[Rows from a figure dataset]

⁂

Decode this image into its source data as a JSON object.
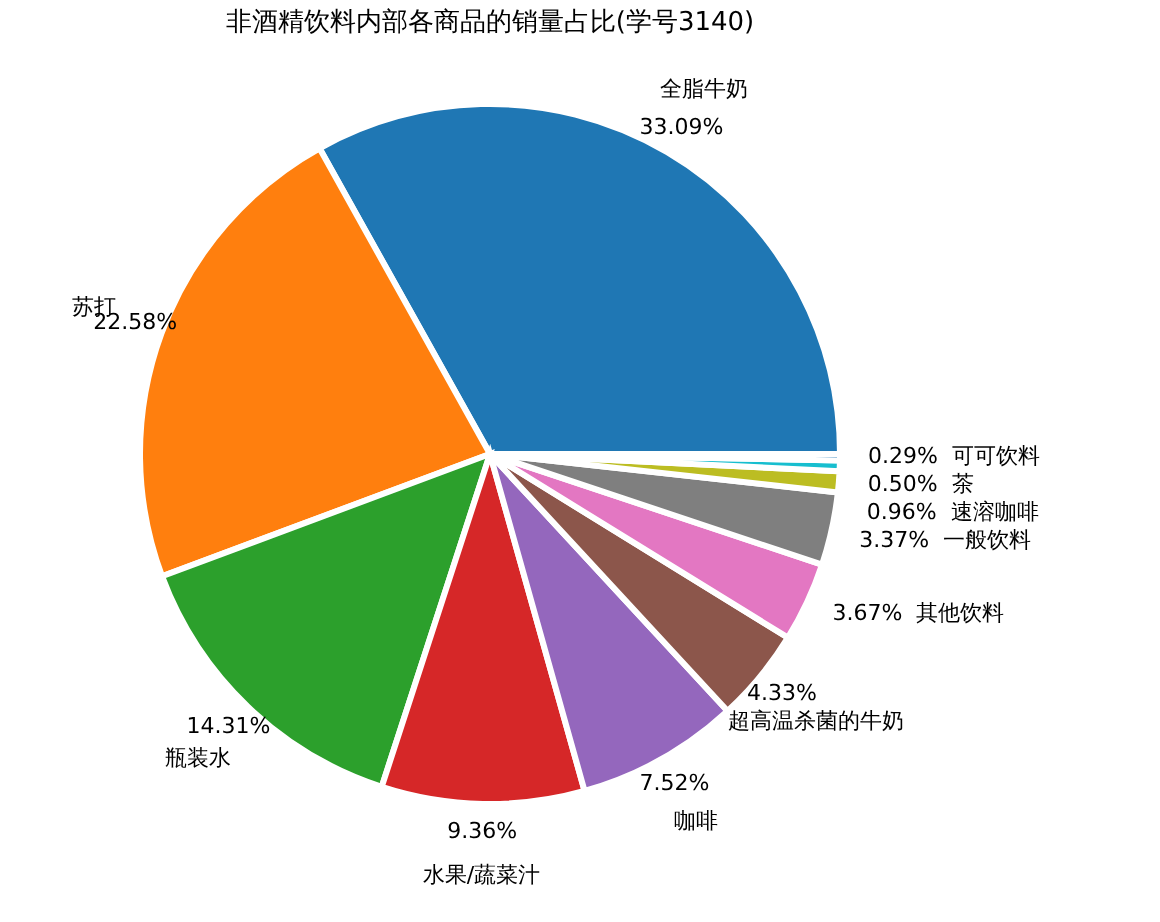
{
  "chart_data": {
    "type": "pie",
    "title": "非酒精饮料内部各商品的销量占比(学号3140)",
    "categories": [
      "全脂牛奶",
      "苏打",
      "瓶装水",
      "水果/蔬菜汁",
      "咖啡",
      "超高温杀菌的牛奶",
      "其他饮料",
      "一般饮料",
      "速溶咖啡",
      "茶",
      "可可饮料"
    ],
    "values": [
      33.09,
      22.58,
      14.31,
      9.36,
      7.52,
      4.33,
      3.67,
      3.37,
      0.96,
      0.5,
      0.29
    ],
    "value_labels": [
      "33.09%",
      "22.58%",
      "14.31%",
      "9.36%",
      "7.52%",
      "4.33%",
      "3.67%",
      "3.37%",
      "0.96%",
      "0.50%",
      "0.29%"
    ],
    "colors": [
      "#1f77b4",
      "#ff7f0e",
      "#2ca02c",
      "#d62728",
      "#9467bd",
      "#8c564b",
      "#e377c2",
      "#7f7f7f",
      "#bcbd22",
      "#17becf",
      "#1f77b4"
    ],
    "data_labels": true
  }
}
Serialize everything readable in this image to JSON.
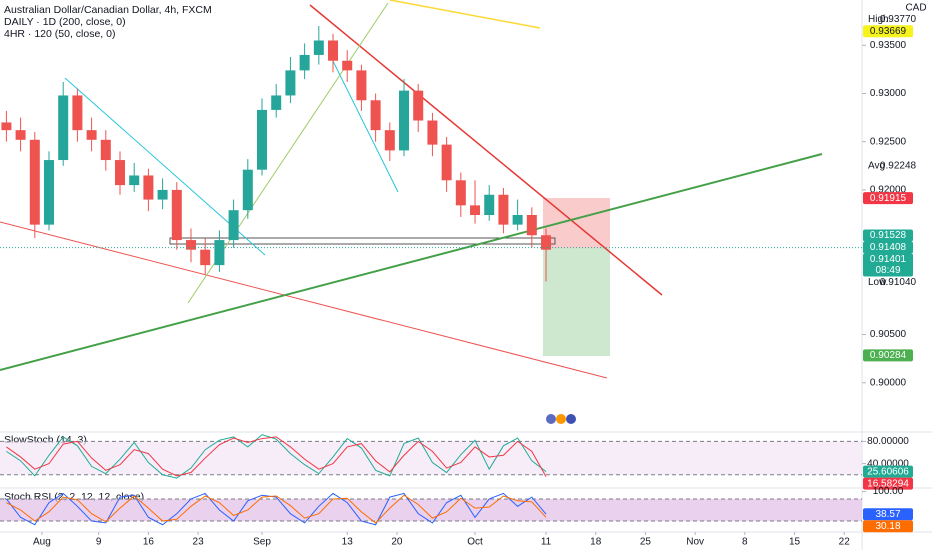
{
  "chart_data": [
    {
      "type": "candlestick",
      "title": "Australian Dollar/Canadian Dollar, 4h, FXCM",
      "indicators": [
        "DAILY · 1D (200, close, 0)",
        "4HR · 120 (50, close, 0)"
      ],
      "currency": "CAD",
      "up_color": "#26a69a",
      "down_color": "#ef5350",
      "x": [
        -5,
        -3,
        -1,
        1,
        3,
        5,
        7,
        9,
        11,
        13,
        15,
        17,
        19,
        21,
        23,
        25,
        27,
        29,
        31,
        33,
        35,
        37,
        39,
        41,
        43,
        45,
        47,
        49,
        51,
        53,
        55,
        57,
        59,
        61,
        63,
        65,
        67,
        69,
        71
      ],
      "open": [
        0.927,
        0.9262,
        0.9252,
        0.9164,
        0.9231,
        0.9298,
        0.9262,
        0.9252,
        0.9231,
        0.9205,
        0.9215,
        0.919,
        0.92,
        0.9148,
        0.9138,
        0.9122,
        0.9148,
        0.9179,
        0.9221,
        0.9283,
        0.9298,
        0.9324,
        0.934,
        0.9355,
        0.9334,
        0.9324,
        0.9293,
        0.9262,
        0.9241,
        0.9303,
        0.9272,
        0.9247,
        0.921,
        0.9184,
        0.9174,
        0.9195,
        0.9164,
        0.9174,
        0.9153
      ],
      "high": [
        0.9282,
        0.9275,
        0.926,
        0.924,
        0.9312,
        0.9305,
        0.9275,
        0.9262,
        0.924,
        0.9228,
        0.9222,
        0.9212,
        0.9208,
        0.916,
        0.915,
        0.9158,
        0.919,
        0.9232,
        0.9295,
        0.931,
        0.9338,
        0.9352,
        0.937,
        0.9362,
        0.9345,
        0.933,
        0.93,
        0.927,
        0.9315,
        0.931,
        0.928,
        0.9255,
        0.9218,
        0.921,
        0.9205,
        0.9202,
        0.919,
        0.9182,
        0.916
      ],
      "low": [
        0.925,
        0.924,
        0.915,
        0.9158,
        0.9225,
        0.925,
        0.924,
        0.922,
        0.9195,
        0.9198,
        0.9178,
        0.918,
        0.9138,
        0.9125,
        0.9112,
        0.9115,
        0.914,
        0.917,
        0.9215,
        0.9275,
        0.929,
        0.9315,
        0.933,
        0.9322,
        0.9312,
        0.9282,
        0.925,
        0.923,
        0.9235,
        0.926,
        0.9235,
        0.9198,
        0.9172,
        0.9165,
        0.9168,
        0.9155,
        0.9158,
        0.914,
        0.9105
      ],
      "close": [
        0.9262,
        0.9252,
        0.9164,
        0.9231,
        0.9298,
        0.9262,
        0.9252,
        0.9231,
        0.9205,
        0.9215,
        0.919,
        0.92,
        0.9148,
        0.9138,
        0.9122,
        0.9148,
        0.9179,
        0.9221,
        0.9283,
        0.9298,
        0.9324,
        0.934,
        0.9355,
        0.9334,
        0.9324,
        0.9293,
        0.9262,
        0.9241,
        0.9303,
        0.9272,
        0.9247,
        0.921,
        0.9184,
        0.9174,
        0.9195,
        0.9164,
        0.9174,
        0.9153,
        0.9138
      ],
      "xlim": [
        -5.9,
        115.5
      ],
      "xticks": [
        {
          "value": 0,
          "label": "Aug"
        },
        {
          "value": 8,
          "label": "9"
        },
        {
          "value": 15,
          "label": "16"
        },
        {
          "value": 22,
          "label": "23"
        },
        {
          "value": 31,
          "label": "Sep"
        },
        {
          "value": 43,
          "label": "13"
        },
        {
          "value": 50,
          "label": "20"
        },
        {
          "value": 61,
          "label": "Oct"
        },
        {
          "value": 71,
          "label": "11"
        },
        {
          "value": 78,
          "label": "18"
        },
        {
          "value": 85,
          "label": "25"
        },
        {
          "value": 92,
          "label": "Nov"
        },
        {
          "value": 99,
          "label": "8"
        },
        {
          "value": 106,
          "label": "15"
        },
        {
          "value": 113,
          "label": "22"
        }
      ],
      "ylim": [
        0.8951,
        0.9397
      ],
      "yticks": [
        {
          "value": 0.935,
          "label": "0.93500"
        },
        {
          "value": 0.93,
          "label": "0.93000"
        },
        {
          "value": 0.925,
          "label": "0.92500"
        },
        {
          "value": 0.92,
          "label": "0.92000"
        },
        {
          "value": 0.905,
          "label": "0.90500"
        },
        {
          "value": 0.9,
          "label": "0.90000"
        }
      ],
      "price_tags": [
        {
          "value": 0.9377,
          "label": "0.93770",
          "caption": "High"
        },
        {
          "value": 0.93669,
          "label": "0.93669",
          "color": "#f6f31c"
        },
        {
          "value": 0.92248,
          "label": "0.92248",
          "caption": "Avg"
        },
        {
          "value": 0.91915,
          "label": "0.91915",
          "color": "#f23645"
        },
        {
          "value": 0.91528,
          "label": "0.91528",
          "color": "#22ab94"
        },
        {
          "value": 0.91408,
          "label": "0.91408",
          "color": "#22ab94"
        },
        {
          "value": 0.91401,
          "label": "0.91401",
          "color": "#22ab94",
          "countdown": "08:49"
        },
        {
          "value": 0.9104,
          "label": "0.91040",
          "caption": "Low"
        },
        {
          "value": 0.90284,
          "label": "0.90284",
          "color": "#4caf50"
        }
      ]
    },
    {
      "type": "line",
      "title": "SlowStoch (14, 3)",
      "band": [
        20,
        80
      ],
      "band_color": "#f3e5f5",
      "ylim": [
        -2,
        95
      ],
      "yticks": [
        {
          "value": 80,
          "label": "80.00000"
        },
        {
          "value": 40,
          "label": "40.00000"
        }
      ],
      "series": [
        {
          "color": "#22ab94",
          "values": [
            62,
            45,
            18,
            55,
            88,
            72,
            35,
            22,
            48,
            78,
            42,
            20,
            14,
            32,
            65,
            82,
            88,
            70,
            92,
            84,
            58,
            38,
            22,
            52,
            85,
            68,
            28,
            18,
            76,
            86,
            42,
            24,
            56,
            82,
            30,
            72,
            86,
            45,
            25.60606
          ]
        },
        {
          "color": "#f23645",
          "values": [
            70,
            52,
            30,
            40,
            75,
            80,
            50,
            28,
            38,
            65,
            58,
            30,
            18,
            24,
            50,
            74,
            86,
            78,
            85,
            88,
            70,
            48,
            30,
            40,
            70,
            76,
            45,
            25,
            55,
            80,
            62,
            32,
            42,
            70,
            52,
            55,
            80,
            62,
            16.58294
          ]
        }
      ]
    },
    {
      "type": "line",
      "title": "Stoch RSI (2, 2, 12, 12, close)",
      "band": [
        20,
        80
      ],
      "band_color": "#e1bee7",
      "ylim": [
        -7,
        107
      ],
      "yticks": [
        {
          "value": 100,
          "label": "100.00"
        }
      ],
      "series": [
        {
          "color": "#2962ff",
          "values": [
            80,
            30,
            10,
            70,
            95,
            60,
            20,
            15,
            85,
            90,
            30,
            10,
            40,
            80,
            95,
            50,
            20,
            75,
            90,
            85,
            40,
            15,
            60,
            95,
            70,
            20,
            10,
            85,
            95,
            40,
            15,
            70,
            90,
            30,
            80,
            95,
            60,
            85,
            38.57
          ]
        },
        {
          "color": "#ff6d00",
          "values": [
            70,
            50,
            20,
            45,
            85,
            78,
            40,
            18,
            55,
            88,
            55,
            20,
            25,
            60,
            88,
            70,
            35,
            50,
            85,
            88,
            62,
            28,
            40,
            80,
            82,
            45,
            15,
            55,
            90,
            65,
            28,
            45,
            82,
            55,
            58,
            88,
            75,
            72,
            30.18
          ]
        }
      ]
    }
  ]
}
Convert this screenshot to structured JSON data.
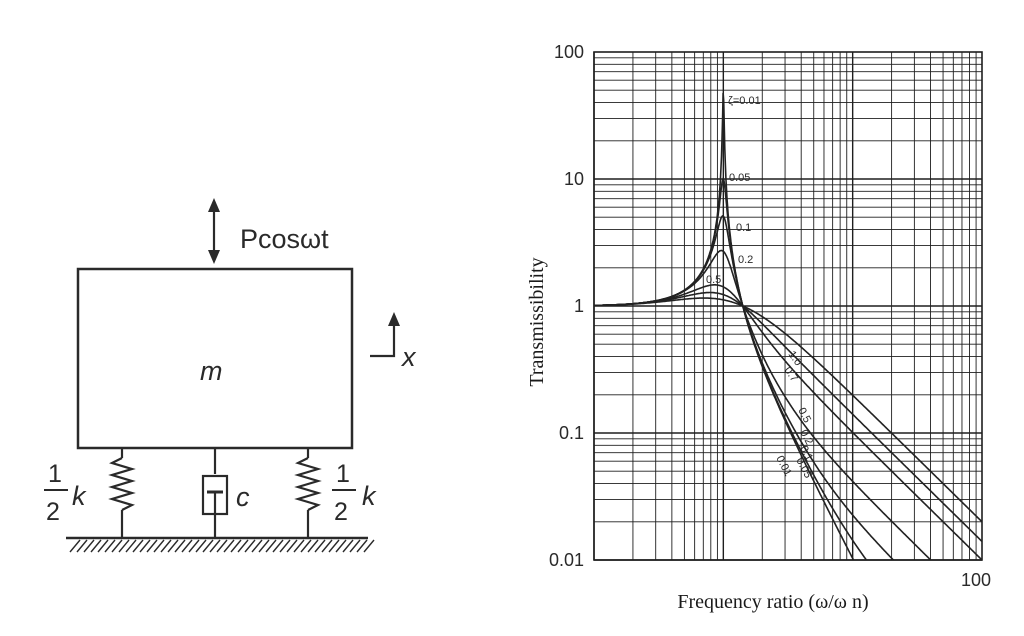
{
  "diagram": {
    "force_label": "Pcosωt",
    "mass_label": "m",
    "displacement_label": "x",
    "damper_label": "c",
    "spring_left": {
      "numerator": "1",
      "denominator": "2",
      "symbol": "k"
    },
    "spring_right": {
      "numerator": "1",
      "denominator": "2",
      "symbol": "k"
    }
  },
  "chart_data": {
    "type": "line",
    "title": "",
    "xlabel": "Frequency ratio (ω/ω n)",
    "ylabel": "Transmissibility",
    "xscale": "log",
    "yscale": "log",
    "xlim": [
      0.1,
      100
    ],
    "ylim": [
      0.01,
      100
    ],
    "grid": true,
    "x_tick_labels": [
      "100"
    ],
    "y_tick_labels": [
      "100",
      "10",
      "1",
      "0.1",
      "0.01"
    ],
    "zeta_prefix": "ζ=",
    "series": [
      {
        "name": "0.01",
        "zeta": 0.01,
        "peak_label": "ζ=0.01",
        "tail_label": "0.01"
      },
      {
        "name": "0.05",
        "zeta": 0.05,
        "peak_label": "0.05",
        "tail_label": "0.05"
      },
      {
        "name": "0.1",
        "zeta": 0.1,
        "peak_label": "0.1",
        "tail_label": "0.1"
      },
      {
        "name": "0.2",
        "zeta": 0.2,
        "peak_label": "0.2",
        "tail_label": "0.2"
      },
      {
        "name": "0.5",
        "zeta": 0.5,
        "peak_label": "0.5",
        "tail_label": "0.5"
      },
      {
        "name": "0.7",
        "zeta": 0.7,
        "peak_label": "",
        "tail_label": "0.7"
      },
      {
        "name": "1.0",
        "zeta": 1.0,
        "peak_label": "",
        "tail_label": "1.0"
      }
    ],
    "curve_color": "#222222",
    "grid_color": "#1e1e1e"
  }
}
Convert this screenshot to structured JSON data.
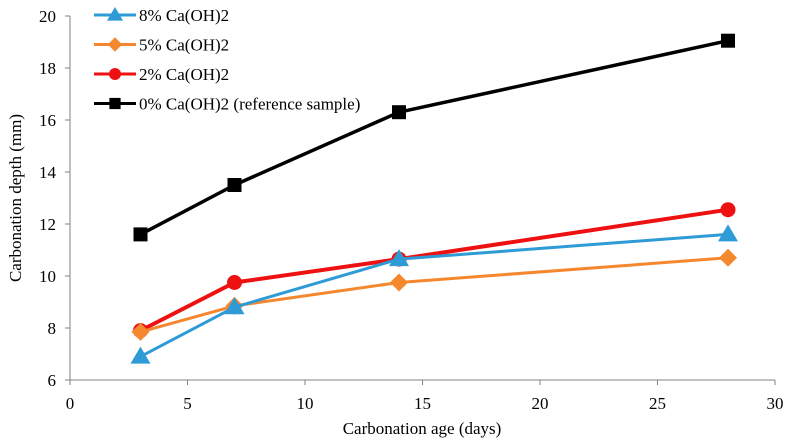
{
  "chart_data": {
    "type": "line",
    "title": "",
    "xlabel": "Carbonation age (days)",
    "ylabel": "Carbonation depth (mm)",
    "xlim": [
      0,
      30
    ],
    "ylim": [
      6,
      20
    ],
    "xticks": [
      0,
      5,
      10,
      15,
      20,
      25,
      30
    ],
    "yticks": [
      6,
      8,
      10,
      12,
      14,
      16,
      18,
      20
    ],
    "grid": false,
    "legend_position": "top-left",
    "x": [
      3,
      7,
      14,
      28
    ],
    "series": [
      {
        "name": "8% Ca(OH)2",
        "color": "#2e9bd6",
        "marker": "triangle",
        "values": [
          6.9,
          8.8,
          10.65,
          11.6
        ]
      },
      {
        "name": "5% Ca(OH)2",
        "color": "#f5872f",
        "marker": "diamond",
        "values": [
          7.85,
          8.85,
          9.75,
          10.7
        ]
      },
      {
        "name": "2% Ca(OH)2",
        "color": "#ee1111",
        "marker": "circle",
        "values": [
          7.9,
          9.75,
          10.65,
          12.55
        ]
      },
      {
        "name": "0% Ca(OH)2 (reference sample)",
        "color": "#000000",
        "marker": "square",
        "values": [
          11.6,
          13.5,
          16.3,
          19.05
        ]
      }
    ]
  }
}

⁂

-- Given request --
In the data above, how many lines contain the string "close"? Answer with the number only.

-- Solution for this task --
4